━━━━━ Supplied records

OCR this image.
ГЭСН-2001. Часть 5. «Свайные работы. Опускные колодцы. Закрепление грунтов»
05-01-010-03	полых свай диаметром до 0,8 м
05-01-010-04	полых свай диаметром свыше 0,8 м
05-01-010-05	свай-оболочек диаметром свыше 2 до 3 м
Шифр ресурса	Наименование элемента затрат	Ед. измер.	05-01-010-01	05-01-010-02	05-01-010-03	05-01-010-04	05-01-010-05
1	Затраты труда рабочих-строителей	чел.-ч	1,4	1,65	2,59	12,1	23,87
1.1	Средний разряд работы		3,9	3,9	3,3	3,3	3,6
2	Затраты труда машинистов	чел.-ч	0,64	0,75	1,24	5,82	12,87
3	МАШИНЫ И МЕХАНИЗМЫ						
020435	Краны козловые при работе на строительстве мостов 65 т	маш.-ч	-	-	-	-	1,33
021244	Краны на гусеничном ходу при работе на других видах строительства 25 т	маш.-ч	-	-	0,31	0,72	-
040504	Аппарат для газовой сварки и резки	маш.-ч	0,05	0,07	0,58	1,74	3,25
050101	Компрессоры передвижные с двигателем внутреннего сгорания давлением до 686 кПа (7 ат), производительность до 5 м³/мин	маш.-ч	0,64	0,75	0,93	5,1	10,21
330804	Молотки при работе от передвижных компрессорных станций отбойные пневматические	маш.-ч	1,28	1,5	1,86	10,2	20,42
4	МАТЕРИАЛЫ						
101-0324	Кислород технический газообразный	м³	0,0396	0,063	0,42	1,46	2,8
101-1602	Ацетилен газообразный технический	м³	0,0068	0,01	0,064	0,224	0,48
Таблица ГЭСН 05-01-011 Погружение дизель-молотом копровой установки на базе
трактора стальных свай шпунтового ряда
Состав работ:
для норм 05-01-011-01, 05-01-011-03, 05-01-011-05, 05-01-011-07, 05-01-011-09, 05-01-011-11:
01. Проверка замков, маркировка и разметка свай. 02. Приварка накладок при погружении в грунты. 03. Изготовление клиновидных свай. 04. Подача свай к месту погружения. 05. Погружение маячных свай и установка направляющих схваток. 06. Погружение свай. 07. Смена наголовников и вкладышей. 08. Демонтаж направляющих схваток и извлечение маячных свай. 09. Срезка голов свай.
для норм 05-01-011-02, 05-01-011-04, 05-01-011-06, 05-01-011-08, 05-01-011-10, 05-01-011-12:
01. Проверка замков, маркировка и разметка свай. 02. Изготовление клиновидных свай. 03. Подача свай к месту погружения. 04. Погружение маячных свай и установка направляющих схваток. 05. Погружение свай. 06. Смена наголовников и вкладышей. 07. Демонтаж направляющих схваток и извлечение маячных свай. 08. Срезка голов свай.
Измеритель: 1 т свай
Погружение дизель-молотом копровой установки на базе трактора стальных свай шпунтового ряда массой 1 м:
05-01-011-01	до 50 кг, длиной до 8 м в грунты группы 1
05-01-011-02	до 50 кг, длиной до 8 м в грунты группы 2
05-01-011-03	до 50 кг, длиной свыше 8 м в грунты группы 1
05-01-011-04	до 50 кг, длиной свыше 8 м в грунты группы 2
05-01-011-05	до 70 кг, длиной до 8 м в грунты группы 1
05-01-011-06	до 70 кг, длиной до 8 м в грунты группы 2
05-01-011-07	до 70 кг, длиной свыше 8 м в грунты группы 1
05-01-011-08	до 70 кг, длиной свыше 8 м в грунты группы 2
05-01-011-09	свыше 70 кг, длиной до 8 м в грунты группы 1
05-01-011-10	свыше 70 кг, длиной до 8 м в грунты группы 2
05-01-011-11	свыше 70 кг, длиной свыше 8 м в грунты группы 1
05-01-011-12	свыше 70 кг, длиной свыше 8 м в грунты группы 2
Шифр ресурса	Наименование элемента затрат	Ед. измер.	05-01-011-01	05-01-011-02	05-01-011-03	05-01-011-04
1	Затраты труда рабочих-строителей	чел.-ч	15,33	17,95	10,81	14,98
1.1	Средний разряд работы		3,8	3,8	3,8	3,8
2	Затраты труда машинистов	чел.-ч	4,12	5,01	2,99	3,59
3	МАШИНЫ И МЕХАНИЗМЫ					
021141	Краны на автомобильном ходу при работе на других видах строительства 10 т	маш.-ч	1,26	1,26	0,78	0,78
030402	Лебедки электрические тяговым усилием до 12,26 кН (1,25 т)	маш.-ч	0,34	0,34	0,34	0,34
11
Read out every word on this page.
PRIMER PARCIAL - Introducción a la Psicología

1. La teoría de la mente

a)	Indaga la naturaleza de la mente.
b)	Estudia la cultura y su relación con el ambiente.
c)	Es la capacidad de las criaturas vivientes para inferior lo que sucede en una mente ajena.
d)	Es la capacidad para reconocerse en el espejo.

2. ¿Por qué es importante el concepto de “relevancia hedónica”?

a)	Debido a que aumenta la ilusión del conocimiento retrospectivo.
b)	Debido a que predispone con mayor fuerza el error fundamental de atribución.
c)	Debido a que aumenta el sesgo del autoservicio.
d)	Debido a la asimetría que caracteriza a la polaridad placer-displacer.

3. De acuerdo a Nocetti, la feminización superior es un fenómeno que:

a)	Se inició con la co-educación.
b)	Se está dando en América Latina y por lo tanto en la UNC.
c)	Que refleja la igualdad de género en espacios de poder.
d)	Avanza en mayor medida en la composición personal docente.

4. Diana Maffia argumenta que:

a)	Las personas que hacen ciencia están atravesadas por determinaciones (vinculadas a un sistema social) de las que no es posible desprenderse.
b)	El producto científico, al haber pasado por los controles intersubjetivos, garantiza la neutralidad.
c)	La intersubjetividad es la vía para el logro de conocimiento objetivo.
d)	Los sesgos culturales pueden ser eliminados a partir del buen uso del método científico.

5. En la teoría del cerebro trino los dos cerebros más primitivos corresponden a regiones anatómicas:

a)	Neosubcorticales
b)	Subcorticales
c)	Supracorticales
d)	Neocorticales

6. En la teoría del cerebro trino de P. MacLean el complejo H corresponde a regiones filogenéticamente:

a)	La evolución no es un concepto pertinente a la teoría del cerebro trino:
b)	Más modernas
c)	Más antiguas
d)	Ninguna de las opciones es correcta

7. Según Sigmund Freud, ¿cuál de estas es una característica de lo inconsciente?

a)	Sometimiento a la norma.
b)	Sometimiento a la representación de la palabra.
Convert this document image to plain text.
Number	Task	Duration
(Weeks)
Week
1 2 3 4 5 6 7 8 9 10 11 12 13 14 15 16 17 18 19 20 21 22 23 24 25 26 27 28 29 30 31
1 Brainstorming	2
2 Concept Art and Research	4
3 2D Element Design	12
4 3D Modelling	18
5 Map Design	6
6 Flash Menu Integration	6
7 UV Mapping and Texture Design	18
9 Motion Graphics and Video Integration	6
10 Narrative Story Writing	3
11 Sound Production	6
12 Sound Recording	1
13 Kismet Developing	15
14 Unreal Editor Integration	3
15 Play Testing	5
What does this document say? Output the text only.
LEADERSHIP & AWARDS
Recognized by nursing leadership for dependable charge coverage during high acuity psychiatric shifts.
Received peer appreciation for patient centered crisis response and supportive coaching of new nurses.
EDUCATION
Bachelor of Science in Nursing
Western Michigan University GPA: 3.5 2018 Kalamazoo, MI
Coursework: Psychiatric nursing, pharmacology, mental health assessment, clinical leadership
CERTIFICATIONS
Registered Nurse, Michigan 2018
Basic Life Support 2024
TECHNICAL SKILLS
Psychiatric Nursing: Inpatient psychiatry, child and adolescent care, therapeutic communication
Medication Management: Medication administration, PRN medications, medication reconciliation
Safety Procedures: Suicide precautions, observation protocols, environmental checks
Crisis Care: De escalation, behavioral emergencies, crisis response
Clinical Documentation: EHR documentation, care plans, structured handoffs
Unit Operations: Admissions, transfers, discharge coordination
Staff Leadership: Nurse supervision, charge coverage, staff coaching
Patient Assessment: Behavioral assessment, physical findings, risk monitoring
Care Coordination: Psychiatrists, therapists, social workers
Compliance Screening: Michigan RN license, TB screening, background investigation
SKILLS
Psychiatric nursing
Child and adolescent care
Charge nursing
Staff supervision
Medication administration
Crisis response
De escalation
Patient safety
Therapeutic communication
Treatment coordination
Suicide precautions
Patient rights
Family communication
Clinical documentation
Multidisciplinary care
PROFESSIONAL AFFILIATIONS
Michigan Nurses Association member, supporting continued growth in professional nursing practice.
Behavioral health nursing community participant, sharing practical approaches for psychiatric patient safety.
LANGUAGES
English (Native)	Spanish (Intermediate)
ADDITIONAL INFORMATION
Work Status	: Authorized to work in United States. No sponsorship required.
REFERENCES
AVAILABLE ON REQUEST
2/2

━━━━━━━━━━

» Problem requirements
Return each full line of the entries that contains the word "строителей".

» Output of the exercise
1	Затраты труда рабочих-строителей	чел.-ч	1,4	1,65	2,59	12,1	23,87
1	Затраты труда рабочих-строителей	чел.-ч	15,33	17,95	10,81	14,98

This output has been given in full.